(Dataset entries on figures)

START

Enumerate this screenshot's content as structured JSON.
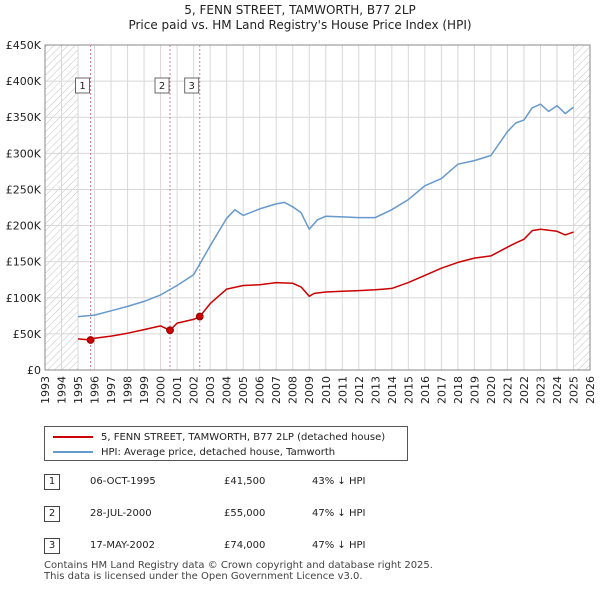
{
  "chart_data": {
    "type": "line",
    "title": "5, FENN STREET, TAMWORTH, B77 2LP",
    "subtitle": "Price paid vs. HM Land Registry's House Price Index (HPI)",
    "xlim": [
      1993,
      2026
    ],
    "ylim": [
      0,
      450000
    ],
    "x_ticks": [
      1993,
      1994,
      1995,
      1996,
      1997,
      1998,
      1999,
      2000,
      2001,
      2002,
      2003,
      2004,
      2005,
      2006,
      2007,
      2008,
      2009,
      2010,
      2011,
      2012,
      2013,
      2014,
      2015,
      2016,
      2017,
      2018,
      2019,
      2020,
      2021,
      2022,
      2023,
      2024,
      2025,
      2026
    ],
    "y_ticks": [
      {
        "value": 0,
        "label": "£0"
      },
      {
        "value": 50000,
        "label": "£50K"
      },
      {
        "value": 100000,
        "label": "£100K"
      },
      {
        "value": 150000,
        "label": "£150K"
      },
      {
        "value": 200000,
        "label": "£200K"
      },
      {
        "value": 250000,
        "label": "£250K"
      },
      {
        "value": 300000,
        "label": "£300K"
      },
      {
        "value": 350000,
        "label": "£350K"
      },
      {
        "value": 400000,
        "label": "£400K"
      },
      {
        "value": 450000,
        "label": "£450K"
      }
    ],
    "hatch_ranges": [
      [
        1993,
        1995.0
      ],
      [
        2025.0,
        2026
      ]
    ],
    "series": [
      {
        "name": "5, FENN STREET, TAMWORTH, B77 2LP (detached house)",
        "color": "#cc0000",
        "x": [
          1995.0,
          1995.76,
          1996,
          1997,
          1998,
          1999,
          2000,
          2000.57,
          2001,
          2002,
          2002.37,
          2003,
          2003.5,
          2004,
          2005,
          2006,
          2007,
          2008,
          2008.5,
          2009,
          2009.3,
          2010,
          2011,
          2012,
          2013,
          2014,
          2015,
          2016,
          2017,
          2018,
          2019,
          2020,
          2021,
          2021.5,
          2022,
          2022.5,
          2023,
          2024,
          2024.5,
          2025
        ],
        "y": [
          43000,
          41500,
          44000,
          47000,
          51000,
          56000,
          61000,
          55000,
          65000,
          70000,
          74000,
          92000,
          102000,
          112000,
          117000,
          118000,
          121000,
          120000,
          115000,
          102000,
          106000,
          108000,
          109000,
          110000,
          111000,
          113000,
          121000,
          131000,
          141000,
          149000,
          155000,
          158000,
          170000,
          176000,
          181000,
          193000,
          195000,
          192000,
          187000,
          191000
        ]
      },
      {
        "name": "HPI: Average price, detached house, Tamworth",
        "color": "#6699cc",
        "x": [
          1995.0,
          1996,
          1997,
          1998,
          1999,
          2000,
          2001,
          2002,
          2003,
          2004,
          2004.5,
          2005,
          2006,
          2007,
          2007.5,
          2008,
          2008.5,
          2009,
          2009.5,
          2010,
          2011,
          2012,
          2013,
          2014,
          2015,
          2016,
          2017,
          2018,
          2019,
          2020,
          2021,
          2021.5,
          2022,
          2022.5,
          2023,
          2023.5,
          2024,
          2024.5,
          2025
        ],
        "y": [
          74000,
          76000,
          82000,
          88000,
          95000,
          104000,
          117000,
          132000,
          172000,
          210000,
          222000,
          214000,
          223000,
          230000,
          232000,
          226000,
          218000,
          195000,
          208000,
          213000,
          212000,
          211000,
          211000,
          222000,
          236000,
          255000,
          265000,
          285000,
          290000,
          297000,
          330000,
          342000,
          346000,
          363000,
          368000,
          358000,
          366000,
          355000,
          364000
        ]
      }
    ],
    "sale_points": [
      {
        "id": "1",
        "x": 1995.76,
        "y": 41500
      },
      {
        "id": "2",
        "x": 2000.57,
        "y": 55000
      },
      {
        "id": "3",
        "x": 2002.37,
        "y": 74000
      }
    ],
    "legend": {
      "items": [
        "5, FENN STREET, TAMWORTH, B77 2LP (detached house)",
        "HPI: Average price, detached house, Tamworth"
      ]
    },
    "colors": {
      "property": "#cc0000",
      "hpi": "#6699cc",
      "marker_line": "#d08090",
      "grid": "#d8d8d8",
      "hatch": "#999999"
    }
  },
  "sales": [
    {
      "id": "1",
      "date": "06-OCT-1995",
      "price": "£41,500",
      "hpi_diff": "43% ↓ HPI"
    },
    {
      "id": "2",
      "date": "28-JUL-2000",
      "price": "£55,000",
      "hpi_diff": "47% ↓ HPI"
    },
    {
      "id": "3",
      "date": "17-MAY-2002",
      "price": "£74,000",
      "hpi_diff": "47% ↓ HPI"
    }
  ],
  "footer": {
    "line1": "Contains HM Land Registry data © Crown copyright and database right 2025.",
    "line2": "This data is licensed under the Open Government Licence v3.0."
  }
}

END

Requirement »
Pictures are to be left out; repeat all the remaining data exactly.

Output below »
Enumerate this screenshot's content as structured JSON.
{
  "chart_data": {
    "type": "line",
    "title": "5, FENN STREET, TAMWORTH, B77 2LP",
    "subtitle": "Price paid vs. HM Land Registry's House Price Index (HPI)",
    "xlim": [
      1993,
      2026
    ],
    "ylim": [
      0,
      450000
    ],
    "x_ticks": [
      1993,
      1994,
      1995,
      1996,
      1997,
      1998,
      1999,
      2000,
      2001,
      2002,
      2003,
      2004,
      2005,
      2006,
      2007,
      2008,
      2009,
      2010,
      2011,
      2012,
      2013,
      2014,
      2015,
      2016,
      2017,
      2018,
      2019,
      2020,
      2021,
      2022,
      2023,
      2024,
      2025,
      2026
    ],
    "y_ticks": [
      {
        "value": 0,
        "label": "£0"
      },
      {
        "value": 50000,
        "label": "£50K"
      },
      {
        "value": 100000,
        "label": "£100K"
      },
      {
        "value": 150000,
        "label": "£150K"
      },
      {
        "value": 200000,
        "label": "£200K"
      },
      {
        "value": 250000,
        "label": "£250K"
      },
      {
        "value": 300000,
        "label": "£300K"
      },
      {
        "value": 350000,
        "label": "£350K"
      },
      {
        "value": 400000,
        "label": "£400K"
      },
      {
        "value": 450000,
        "label": "£450K"
      }
    ],
    "hatch_ranges": [
      [
        1993,
        1995.0
      ],
      [
        2025.0,
        2026
      ]
    ],
    "series": [
      {
        "name": "5, FENN STREET, TAMWORTH, B77 2LP (detached house)",
        "color": "#cc0000",
        "x": [
          1995.0,
          1995.76,
          1996,
          1997,
          1998,
          1999,
          2000,
          2000.57,
          2001,
          2002,
          2002.37,
          2003,
          2003.5,
          2004,
          2005,
          2006,
          2007,
          2008,
          2008.5,
          2009,
          2009.3,
          2010,
          2011,
          2012,
          2013,
          2014,
          2015,
          2016,
          2017,
          2018,
          2019,
          2020,
          2021,
          2021.5,
          2022,
          2022.5,
          2023,
          2024,
          2024.5,
          2025
        ],
        "y": [
          43000,
          41500,
          44000,
          47000,
          51000,
          56000,
          61000,
          55000,
          65000,
          70000,
          74000,
          92000,
          102000,
          112000,
          117000,
          118000,
          121000,
          120000,
          115000,
          102000,
          106000,
          108000,
          109000,
          110000,
          111000,
          113000,
          121000,
          131000,
          141000,
          149000,
          155000,
          158000,
          170000,
          176000,
          181000,
          193000,
          195000,
          192000,
          187000,
          191000
        ]
      },
      {
        "name": "HPI: Average price, detached house, Tamworth",
        "color": "#6699cc",
        "x": [
          1995.0,
          1996,
          1997,
          1998,
          1999,
          2000,
          2001,
          2002,
          2003,
          2004,
          2004.5,
          2005,
          2006,
          2007,
          2007.5,
          2008,
          2008.5,
          2009,
          2009.5,
          2010,
          2011,
          2012,
          2013,
          2014,
          2015,
          2016,
          2017,
          2018,
          2019,
          2020,
          2021,
          2021.5,
          2022,
          2022.5,
          2023,
          2023.5,
          2024,
          2024.5,
          2025
        ],
        "y": [
          74000,
          76000,
          82000,
          88000,
          95000,
          104000,
          117000,
          132000,
          172000,
          210000,
          222000,
          214000,
          223000,
          230000,
          232000,
          226000,
          218000,
          195000,
          208000,
          213000,
          212000,
          211000,
          211000,
          222000,
          236000,
          255000,
          265000,
          285000,
          290000,
          297000,
          330000,
          342000,
          346000,
          363000,
          368000,
          358000,
          366000,
          355000,
          364000
        ]
      }
    ],
    "sale_points": [
      {
        "id": "1",
        "x": 1995.76,
        "y": 41500
      },
      {
        "id": "2",
        "x": 2000.57,
        "y": 55000
      },
      {
        "id": "3",
        "x": 2002.37,
        "y": 74000
      }
    ],
    "legend": {
      "items": [
        "5, FENN STREET, TAMWORTH, B77 2LP (detached house)",
        "HPI: Average price, detached house, Tamworth"
      ]
    },
    "colors": {
      "property": "#cc0000",
      "hpi": "#6699cc",
      "marker_line": "#d08090",
      "grid": "#d8d8d8",
      "hatch": "#999999"
    }
  },
  "sales": [
    {
      "id": "1",
      "date": "06-OCT-1995",
      "price": "£41,500",
      "hpi_diff": "43% ↓ HPI"
    },
    {
      "id": "2",
      "date": "28-JUL-2000",
      "price": "£55,000",
      "hpi_diff": "47% ↓ HPI"
    },
    {
      "id": "3",
      "date": "17-MAY-2002",
      "price": "£74,000",
      "hpi_diff": "47% ↓ HPI"
    }
  ],
  "footer": {
    "line1": "Contains HM Land Registry data © Crown copyright and database right 2025.",
    "line2": "This data is licensed under the Open Government Licence v3.0."
  }
}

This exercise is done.